YOUR INSTRUCTIONS: Copy the full set of lines exactly as given.

========================

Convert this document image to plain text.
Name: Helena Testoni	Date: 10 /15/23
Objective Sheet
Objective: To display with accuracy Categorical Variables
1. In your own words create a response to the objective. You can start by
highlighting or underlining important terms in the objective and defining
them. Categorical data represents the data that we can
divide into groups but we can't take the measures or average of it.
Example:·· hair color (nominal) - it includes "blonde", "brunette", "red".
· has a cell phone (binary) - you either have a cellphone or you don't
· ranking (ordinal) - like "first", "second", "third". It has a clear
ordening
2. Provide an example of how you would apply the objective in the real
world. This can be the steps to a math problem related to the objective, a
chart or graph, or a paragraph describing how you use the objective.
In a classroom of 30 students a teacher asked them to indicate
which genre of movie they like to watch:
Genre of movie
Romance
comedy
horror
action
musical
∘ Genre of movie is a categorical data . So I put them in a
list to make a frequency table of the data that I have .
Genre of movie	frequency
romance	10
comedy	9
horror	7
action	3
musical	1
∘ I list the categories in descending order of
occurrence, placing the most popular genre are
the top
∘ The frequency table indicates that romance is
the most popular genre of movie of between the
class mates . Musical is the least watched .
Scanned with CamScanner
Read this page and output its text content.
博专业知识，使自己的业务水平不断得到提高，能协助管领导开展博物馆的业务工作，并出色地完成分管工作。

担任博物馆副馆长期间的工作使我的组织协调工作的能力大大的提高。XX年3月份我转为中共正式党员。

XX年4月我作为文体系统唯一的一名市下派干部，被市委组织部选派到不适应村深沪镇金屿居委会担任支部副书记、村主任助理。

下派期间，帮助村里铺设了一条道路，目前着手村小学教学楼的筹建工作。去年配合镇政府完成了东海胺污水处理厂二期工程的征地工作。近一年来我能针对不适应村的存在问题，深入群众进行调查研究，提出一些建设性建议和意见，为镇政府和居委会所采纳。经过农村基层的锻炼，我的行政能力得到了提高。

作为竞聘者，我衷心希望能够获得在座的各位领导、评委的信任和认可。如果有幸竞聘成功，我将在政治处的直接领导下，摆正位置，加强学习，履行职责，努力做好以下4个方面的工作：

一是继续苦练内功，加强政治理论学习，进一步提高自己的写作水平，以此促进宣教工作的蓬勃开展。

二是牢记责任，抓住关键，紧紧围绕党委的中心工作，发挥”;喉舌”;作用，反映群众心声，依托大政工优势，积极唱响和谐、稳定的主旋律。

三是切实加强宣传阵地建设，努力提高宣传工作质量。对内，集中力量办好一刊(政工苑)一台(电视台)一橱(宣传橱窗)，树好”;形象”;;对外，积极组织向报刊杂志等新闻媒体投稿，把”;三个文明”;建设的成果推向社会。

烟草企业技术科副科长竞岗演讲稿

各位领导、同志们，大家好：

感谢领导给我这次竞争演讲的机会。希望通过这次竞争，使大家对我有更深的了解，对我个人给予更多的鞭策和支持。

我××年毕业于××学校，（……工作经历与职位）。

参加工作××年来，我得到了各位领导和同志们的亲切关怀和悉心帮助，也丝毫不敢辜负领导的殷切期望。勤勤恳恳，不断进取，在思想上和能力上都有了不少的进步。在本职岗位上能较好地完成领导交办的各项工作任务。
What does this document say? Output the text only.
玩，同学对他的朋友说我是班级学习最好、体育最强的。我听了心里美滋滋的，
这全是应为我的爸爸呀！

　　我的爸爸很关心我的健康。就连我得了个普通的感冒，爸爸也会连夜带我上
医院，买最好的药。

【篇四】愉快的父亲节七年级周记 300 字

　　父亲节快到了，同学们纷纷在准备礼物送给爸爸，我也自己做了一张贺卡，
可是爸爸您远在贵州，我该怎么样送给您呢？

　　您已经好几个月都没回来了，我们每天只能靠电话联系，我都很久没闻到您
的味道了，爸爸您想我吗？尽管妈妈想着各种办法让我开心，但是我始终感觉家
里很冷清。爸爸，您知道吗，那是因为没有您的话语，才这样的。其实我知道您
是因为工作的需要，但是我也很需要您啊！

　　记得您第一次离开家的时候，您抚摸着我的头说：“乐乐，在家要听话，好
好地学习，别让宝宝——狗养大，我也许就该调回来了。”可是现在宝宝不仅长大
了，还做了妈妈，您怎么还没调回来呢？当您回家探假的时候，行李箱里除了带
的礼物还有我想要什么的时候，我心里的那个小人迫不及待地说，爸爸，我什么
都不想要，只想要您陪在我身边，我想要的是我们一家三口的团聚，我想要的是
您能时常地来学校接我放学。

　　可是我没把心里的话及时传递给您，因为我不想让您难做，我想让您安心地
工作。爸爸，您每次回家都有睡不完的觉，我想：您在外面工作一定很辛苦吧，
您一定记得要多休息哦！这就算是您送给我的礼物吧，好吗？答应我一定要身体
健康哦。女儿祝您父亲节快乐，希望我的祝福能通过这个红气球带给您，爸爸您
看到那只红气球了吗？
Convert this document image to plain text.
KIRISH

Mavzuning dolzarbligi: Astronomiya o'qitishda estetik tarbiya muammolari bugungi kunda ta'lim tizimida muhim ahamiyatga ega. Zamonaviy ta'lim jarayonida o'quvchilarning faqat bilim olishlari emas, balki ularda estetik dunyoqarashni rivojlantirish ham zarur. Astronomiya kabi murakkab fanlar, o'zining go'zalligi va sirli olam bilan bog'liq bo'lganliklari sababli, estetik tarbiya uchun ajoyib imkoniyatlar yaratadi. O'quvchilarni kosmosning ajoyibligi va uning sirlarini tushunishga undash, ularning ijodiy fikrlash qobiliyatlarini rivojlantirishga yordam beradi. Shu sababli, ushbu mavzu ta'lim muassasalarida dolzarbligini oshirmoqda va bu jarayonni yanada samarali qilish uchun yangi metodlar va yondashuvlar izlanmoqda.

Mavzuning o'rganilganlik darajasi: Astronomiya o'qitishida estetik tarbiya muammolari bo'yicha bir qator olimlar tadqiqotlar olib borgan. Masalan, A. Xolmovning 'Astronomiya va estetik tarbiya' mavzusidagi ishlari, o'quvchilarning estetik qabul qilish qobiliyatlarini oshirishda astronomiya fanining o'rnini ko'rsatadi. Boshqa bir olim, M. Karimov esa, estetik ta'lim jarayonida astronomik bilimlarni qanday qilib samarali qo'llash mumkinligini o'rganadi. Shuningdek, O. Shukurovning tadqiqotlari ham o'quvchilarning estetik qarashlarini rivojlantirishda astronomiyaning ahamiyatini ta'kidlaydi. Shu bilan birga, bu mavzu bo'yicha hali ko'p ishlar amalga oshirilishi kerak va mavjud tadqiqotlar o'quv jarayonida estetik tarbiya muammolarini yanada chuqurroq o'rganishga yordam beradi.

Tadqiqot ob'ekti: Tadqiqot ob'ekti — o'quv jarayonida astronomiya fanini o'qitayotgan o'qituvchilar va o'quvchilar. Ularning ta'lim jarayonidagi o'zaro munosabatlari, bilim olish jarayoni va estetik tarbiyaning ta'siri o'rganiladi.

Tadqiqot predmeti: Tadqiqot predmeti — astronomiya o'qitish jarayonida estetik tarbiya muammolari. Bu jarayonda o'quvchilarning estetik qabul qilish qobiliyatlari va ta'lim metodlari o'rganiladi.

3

========================

EXERCISE RESULT:
Convert this document image to plain text.
Name: Helena Testoni	Date: 10 /15/23
Objective Sheet
Objective: To display with accuracy Categorical Variables
1. In your own words create a response to the objective. You can start by
highlighting or underlining important terms in the objective and defining
them. Categorical data represents the data that we can
divide into groups but we can't take the measures or average of it.
Example:·· hair color (nominal) - it includes "blonde", "brunette", "red".
· has a cell phone (binary) - you either have a cellphone or you don't
· ranking (ordinal) - like "first", "second", "third". It has a clear
ordening
2. Provide an example of how you would apply the objective in the real
world. This can be the steps to a math problem related to the objective, a
chart or graph, or a paragraph describing how you use the objective.
In a classroom of 30 students a teacher asked them to indicate
which genre of movie they like to watch:
Genre of movie
Romance
comedy
horror
action
musical
∘ Genre of movie is a categorical data . So I put them in a
list to make a frequency table of the data that I have .
Genre of movie	frequency
romance	10
comedy	9
horror	7
action	3
musical	1
∘ I list the categories in descending order of
occurrence, placing the most popular genre are
the top
∘ The frequency table indicates that romance is
the most popular genre of movie of between the
class mates . Musical is the least watched .
Scanned with CamScanner
Read this page and output its text content.
博专业知识，使自己的业务水平不断得到提高，能协助管领导开展博物馆的业务工作，并出色地完成分管工作。

担任博物馆副馆长期间的工作使我的组织协调工作的能力大大的提高。XX年3月份我转为中共正式党员。

XX年4月我作为文体系统唯一的一名市下派干部，被市委组织部选派到不适应村深沪镇金屿居委会担任支部副书记、村主任助理。

下派期间，帮助村里铺设了一条道路，目前着手村小学教学楼的筹建工作。去年配合镇政府完成了东海胺污水处理厂二期工程的征地工作。近一年来我能针对不适应村的存在问题，深入群众进行调查研究，提出一些建设性建议和意见，为镇政府和居委会所采纳。经过农村基层的锻炼，我的行政能力得到了提高。

作为竞聘者，我衷心希望能够获得在座的各位领导、评委的信任和认可。如果有幸竞聘成功，我将在政治处的直接领导下，摆正位置，加强学习，履行职责，努力做好以下4个方面的工作：

一是继续苦练内功，加强政治理论学习，进一步提高自己的写作水平，以此促进宣教工作的蓬勃开展。

二是牢记责任，抓住关键，紧紧围绕党委的中心工作，发挥”;喉舌”;作用，反映群众心声，依托大政工优势，积极唱响和谐、稳定的主旋律。

三是切实加强宣传阵地建设，努力提高宣传工作质量。对内，集中力量办好一刊(政工苑)一台(电视台)一橱(宣传橱窗)，树好”;形象”;;对外，积极组织向报刊杂志等新闻媒体投稿，把”;三个文明”;建设的成果推向社会。

烟草企业技术科副科长竞岗演讲稿

各位领导、同志们，大家好：

感谢领导给我这次竞争演讲的机会。希望通过这次竞争，使大家对我有更深的了解，对我个人给予更多的鞭策和支持。

我××年毕业于××学校，（……工作经历与职位）。

参加工作××年来，我得到了各位领导和同志们的亲切关怀和悉心帮助，也丝毫不敢辜负领导的殷切期望。勤勤恳恳，不断进取，在思想上和能力上都有了不少的进步。在本职岗位上能较好地完成领导交办的各项工作任务。
What does this document say? Output the text only.
玩，同学对他的朋友说我是班级学习最好、体育最强的。我听了心里美滋滋的，
这全是应为我的爸爸呀！

　　我的爸爸很关心我的健康。就连我得了个普通的感冒，爸爸也会连夜带我上
医院，买最好的药。

【篇四】愉快的父亲节七年级周记 300 字

　　父亲节快到了，同学们纷纷在准备礼物送给爸爸，我也自己做了一张贺卡，
可是爸爸您远在贵州，我该怎么样送给您呢？

　　您已经好几个月都没回来了，我们每天只能靠电话联系，我都很久没闻到您
的味道了，爸爸您想我吗？尽管妈妈想着各种办法让我开心，但是我始终感觉家
里很冷清。爸爸，您知道吗，那是因为没有您的话语，才这样的。其实我知道您
是因为工作的需要，但是我也很需要您啊！

　　记得您第一次离开家的时候，您抚摸着我的头说：“乐乐，在家要听话，好
好地学习，别让宝宝——狗养大，我也许就该调回来了。”可是现在宝宝不仅长大
了，还做了妈妈，您怎么还没调回来呢？当您回家探假的时候，行李箱里除了带
的礼物还有我想要什么的时候，我心里的那个小人迫不及待地说，爸爸，我什么
都不想要，只想要您陪在我身边，我想要的是我们一家三口的团聚，我想要的是
您能时常地来学校接我放学。

　　可是我没把心里的话及时传递给您，因为我不想让您难做，我想让您安心地
工作。爸爸，您每次回家都有睡不完的觉，我想：您在外面工作一定很辛苦吧，
您一定记得要多休息哦！这就算是您送给我的礼物吧，好吗？答应我一定要身体
健康哦。女儿祝您父亲节快乐，希望我的祝福能通过这个红气球带给您，爸爸您
看到那只红气球了吗？
Convert this document image to plain text.
KIRISH

Mavzuning dolzarbligi: Astronomiya o'qitishda estetik tarbiya muammolari bugungi kunda ta'lim tizimida muhim ahamiyatga ega. Zamonaviy ta'lim jarayonida o'quvchilarning faqat bilim olishlari emas, balki ularda estetik dunyoqarashni rivojlantirish ham zarur. Astronomiya kabi murakkab fanlar, o'zining go'zalligi va sirli olam bilan bog'liq bo'lganliklari sababli, estetik tarbiya uchun ajoyib imkoniyatlar yaratadi. O'quvchilarni kosmosning ajoyibligi va uning sirlarini tushunishga undash, ularning ijodiy fikrlash qobiliyatlarini rivojlantirishga yordam beradi. Shu sababli, ushbu mavzu ta'lim muassasalarida dolzarbligini oshirmoqda va bu jarayonni yanada samarali qilish uchun yangi metodlar va yondashuvlar izlanmoqda.

Mavzuning o'rganilganlik darajasi: Astronomiya o'qitishida estetik tarbiya muammolari bo'yicha bir qator olimlar tadqiqotlar olib borgan. Masalan, A. Xolmovning 'Astronomiya va estetik tarbiya' mavzusidagi ishlari, o'quvchilarning estetik qabul qilish qobiliyatlarini oshirishda astronomiya fanining o'rnini ko'rsatadi. Boshqa bir olim, M. Karimov esa, estetik ta'lim jarayonida astronomik bilimlarni qanday qilib samarali qo'llash mumkinligini o'rganadi. Shuningdek, O. Shukurovning tadqiqotlari ham o'quvchilarning estetik qarashlarini rivojlantirishda astronomiyaning ahamiyatini ta'kidlaydi. Shu bilan birga, bu mavzu bo'yicha hali ko'p ishlar amalga oshirilishi kerak va mavjud tadqiqotlar o'quv jarayonida estetik tarbiya muammolarini yanada chuqurroq o'rganishga yordam beradi.

Tadqiqot ob'ekti: Tadqiqot ob'ekti — o'quv jarayonida astronomiya fanini o'qitayotgan o'qituvchilar va o'quvchilar. Ularning ta'lim jarayonidagi o'zaro munosabatlari, bilim olish jarayoni va estetik tarbiyaning ta'siri o'rganiladi.

Tadqiqot predmeti: Tadqiqot predmeti — astronomiya o'qitish jarayonida estetik tarbiya muammolari. Bu jarayonda o'quvchilarning estetik qabul qilish qobiliyatlari va ta'lim metodlari o'rganiladi.

3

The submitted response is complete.